INPUT RECORDS>
····················
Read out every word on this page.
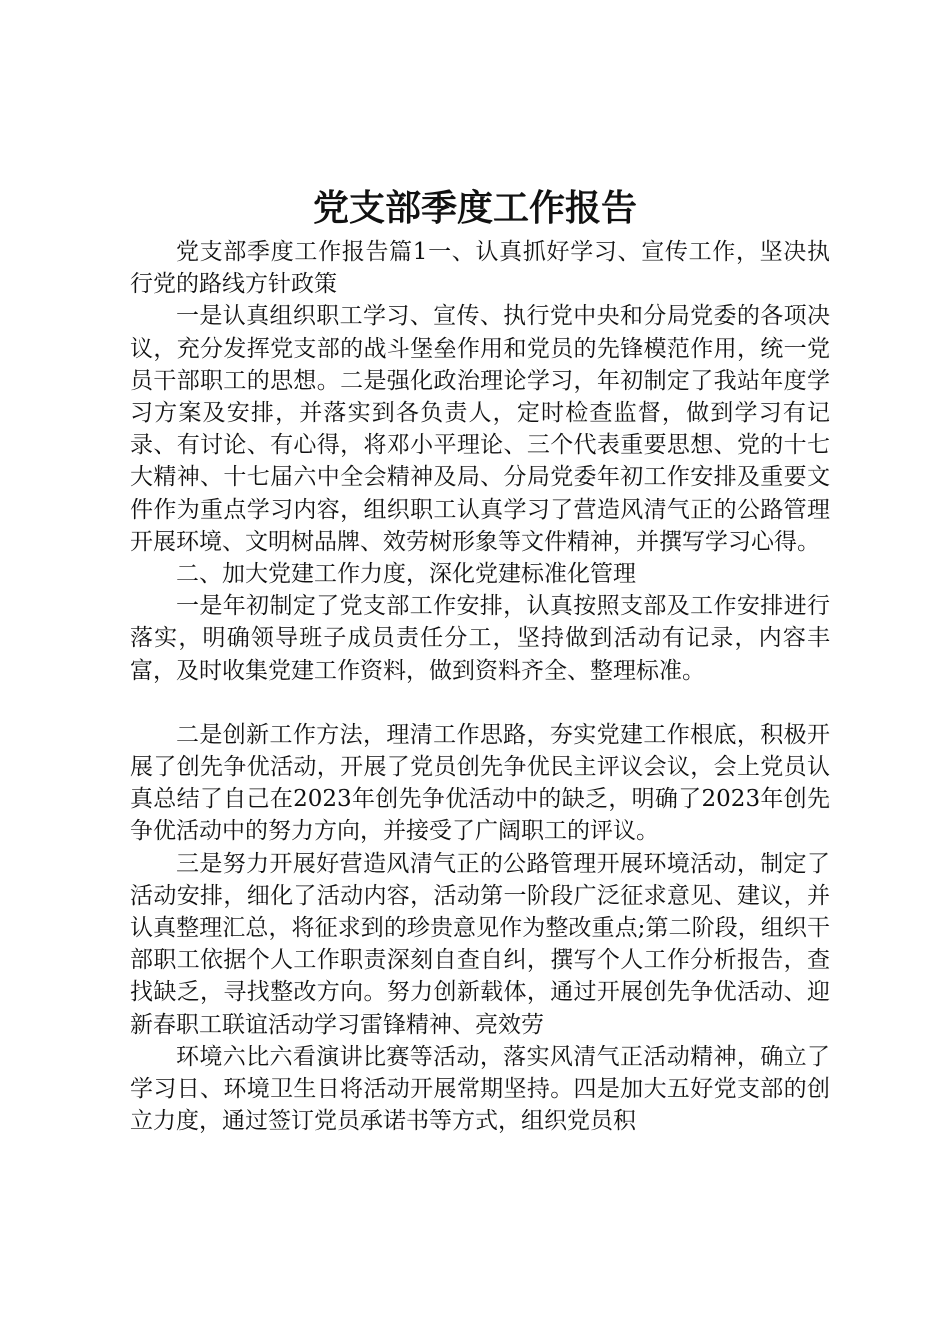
党支部季度工作报告

党支部季度工作报告篇1一、认真抓好学习、宣传工作，坚决执行党的路线方针政策

一是认真组织职工学习、宣传、执行党中央和分局党委的各项决议，充分发挥党支部的战斗堡垒作用和党员的先锋模范作用，统一党员干部职工的思想。二是强化政治理论学习，年初制定了我站年度学习方案及安排，并落实到各负责人，定时检查监督，做到学习有记录、有讨论、有心得，将邓小平理论、三个代表重要思想、党的十七大精神、十七届六中全会精神及局、分局党委年初工作安排及重要文件作为重点学习内容，组织职工认真学习了营造风清气正的公路管理开展环境、文明树品牌、效劳树形象等文件精神，并撰写学习心得。

二、加大党建工作力度，深化党建标准化管理

一是年初制定了党支部工作安排，认真按照支部及工作安排进行落实，明确领导班子成员责任分工，坚持做到活动有记录，内容丰富，及时收集党建工作资料，做到资料齐全、整理标准。

二是创新工作方法，理清工作思路，夯实党建工作根底，积极开展了创先争优活动，开展了党员创先争优民主评议会议，会上党员认真总结了自己在2023年创先争优活动中的缺乏，明确了2023年创先争优活动中的努力方向，并接受了广阔职工的评议。

三是努力开展好营造风清气正的公路管理开展环境活动，制定了活动安排，细化了活动内容，活动第一阶段广泛征求意见、建议，并认真整理汇总，将征求到的珍贵意见作为整改重点;第二阶段，组织干部职工依据个人工作职责深刻自查自纠，撰写个人工作分析报告，查找缺乏，寻找整改方向。努力创新载体，通过开展创先争优活动、迎新春职工联谊活动学习雷锋精神、亮效劳

环境六比六看演讲比赛等活动，落实风清气正活动精神，确立了学习日、环境卫生日将活动开展常期坚持。四是加大五好党支部的创立力度，通过签订党员承诺书等方式，组织党员积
····················
EXERCISE REQUIREMENTS> Copy out all the entries exactly. Images stay out of the copy.

RIGHT ANSWER>
Read out every word on this page.
党支部季度工作报告

党支部季度工作报告篇1一、认真抓好学习、宣传工作，坚决执行党的路线方针政策

一是认真组织职工学习、宣传、执行党中央和分局党委的各项决议，充分发挥党支部的战斗堡垒作用和党员的先锋模范作用，统一党员干部职工的思想。二是强化政治理论学习，年初制定了我站年度学习方案及安排，并落实到各负责人，定时检查监督，做到学习有记录、有讨论、有心得，将邓小平理论、三个代表重要思想、党的十七大精神、十七届六中全会精神及局、分局党委年初工作安排及重要文件作为重点学习内容，组织职工认真学习了营造风清气正的公路管理开展环境、文明树品牌、效劳树形象等文件精神，并撰写学习心得。

二、加大党建工作力度，深化党建标准化管理

一是年初制定了党支部工作安排，认真按照支部及工作安排进行落实，明确领导班子成员责任分工，坚持做到活动有记录，内容丰富，及时收集党建工作资料，做到资料齐全、整理标准。

二是创新工作方法，理清工作思路，夯实党建工作根底，积极开展了创先争优活动，开展了党员创先争优民主评议会议，会上党员认真总结了自己在2023年创先争优活动中的缺乏，明确了2023年创先争优活动中的努力方向，并接受了广阔职工的评议。

三是努力开展好营造风清气正的公路管理开展环境活动，制定了活动安排，细化了活动内容，活动第一阶段广泛征求意见、建议，并认真整理汇总，将征求到的珍贵意见作为整改重点;第二阶段，组织干部职工依据个人工作职责深刻自查自纠，撰写个人工作分析报告，查找缺乏，寻找整改方向。努力创新载体，通过开展创先争优活动、迎新春职工联谊活动学习雷锋精神、亮效劳

环境六比六看演讲比赛等活动，落实风清气正活动精神，确立了学习日、环境卫生日将活动开展常期坚持。四是加大五好党支部的创立力度，通过签订党员承诺书等方式，组织党员积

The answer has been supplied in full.